Objective:
Return each line containing "servers".

[Items listed in a dataset]
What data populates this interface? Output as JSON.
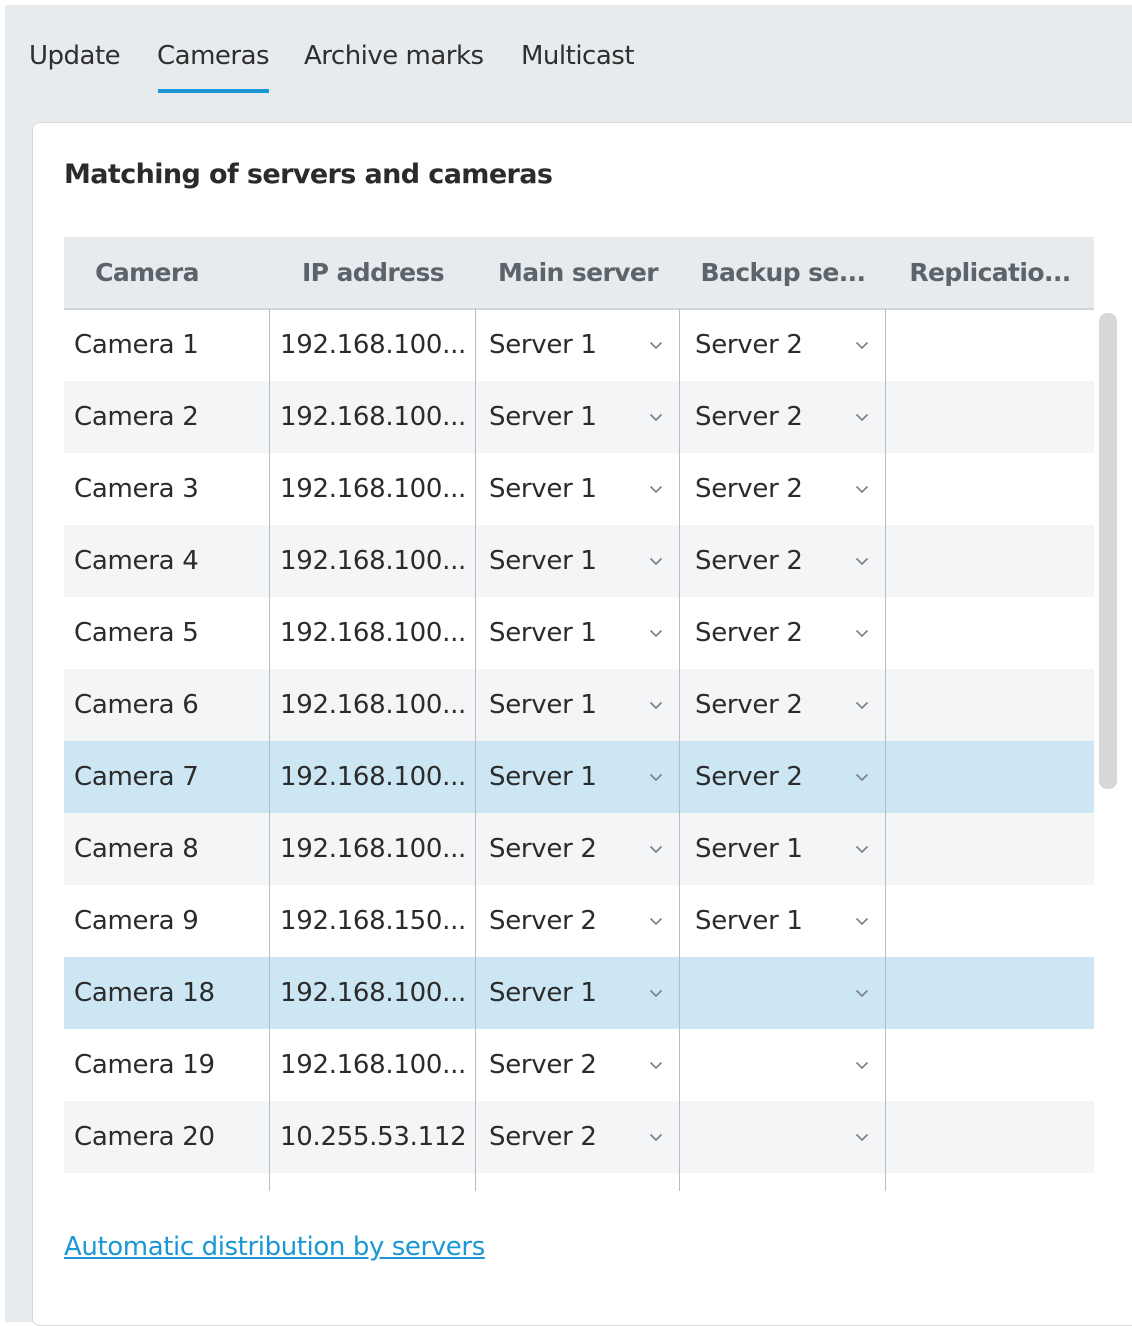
{
  "tabs": [
    "Update",
    "Cameras",
    "Archive marks",
    "Multicast"
  ],
  "active_tab": "Cameras",
  "panel": {
    "title": "Matching of servers and cameras",
    "link": "Automatic distribution by servers"
  },
  "table": {
    "columns": [
      "Camera",
      "IP address",
      "Main server",
      "Backup se...",
      "Replicatio..."
    ],
    "rows": [
      {
        "camera": "Camera 1",
        "ip": "192.168.100...",
        "main": "Server 1",
        "backup": "Server 2",
        "replication": "",
        "selected": false
      },
      {
        "camera": "Camera 2",
        "ip": "192.168.100...",
        "main": "Server 1",
        "backup": "Server 2",
        "replication": "",
        "selected": false
      },
      {
        "camera": "Camera 3",
        "ip": "192.168.100...",
        "main": "Server 1",
        "backup": "Server 2",
        "replication": "",
        "selected": false
      },
      {
        "camera": "Camera 4",
        "ip": "192.168.100...",
        "main": "Server 1",
        "backup": "Server 2",
        "replication": "",
        "selected": false
      },
      {
        "camera": "Camera 5",
        "ip": "192.168.100...",
        "main": "Server 1",
        "backup": "Server 2",
        "replication": "",
        "selected": false
      },
      {
        "camera": "Camera 6",
        "ip": "192.168.100...",
        "main": "Server 1",
        "backup": "Server 2",
        "replication": "",
        "selected": false
      },
      {
        "camera": "Camera 7",
        "ip": "192.168.100...",
        "main": "Server 1",
        "backup": "Server 2",
        "replication": "",
        "selected": true
      },
      {
        "camera": "Camera 8",
        "ip": "192.168.100...",
        "main": "Server 2",
        "backup": "Server 1",
        "replication": "",
        "selected": false
      },
      {
        "camera": "Camera 9",
        "ip": "192.168.150...",
        "main": "Server 2",
        "backup": "Server 1",
        "replication": "",
        "selected": false
      },
      {
        "camera": "Camera 18",
        "ip": "192.168.100...",
        "main": "Server 1",
        "backup": "",
        "replication": "",
        "selected": true
      },
      {
        "camera": "Camera 19",
        "ip": "192.168.100...",
        "main": "Server 2",
        "backup": "",
        "replication": "",
        "selected": false
      },
      {
        "camera": "Camera 20",
        "ip": "10.255.53.112",
        "main": "Server 2",
        "backup": "",
        "replication": "",
        "selected": false
      }
    ]
  },
  "colors": {
    "accent": "#1a97d4",
    "selected_row": "#cce7f3",
    "header_bg": "#e8ebee"
  },
  "icons": {
    "dropdown": "chevron-down-icon"
  }
}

In response:
    "title": "Matching of servers and cameras",
    "link": "Automatic distribution by servers"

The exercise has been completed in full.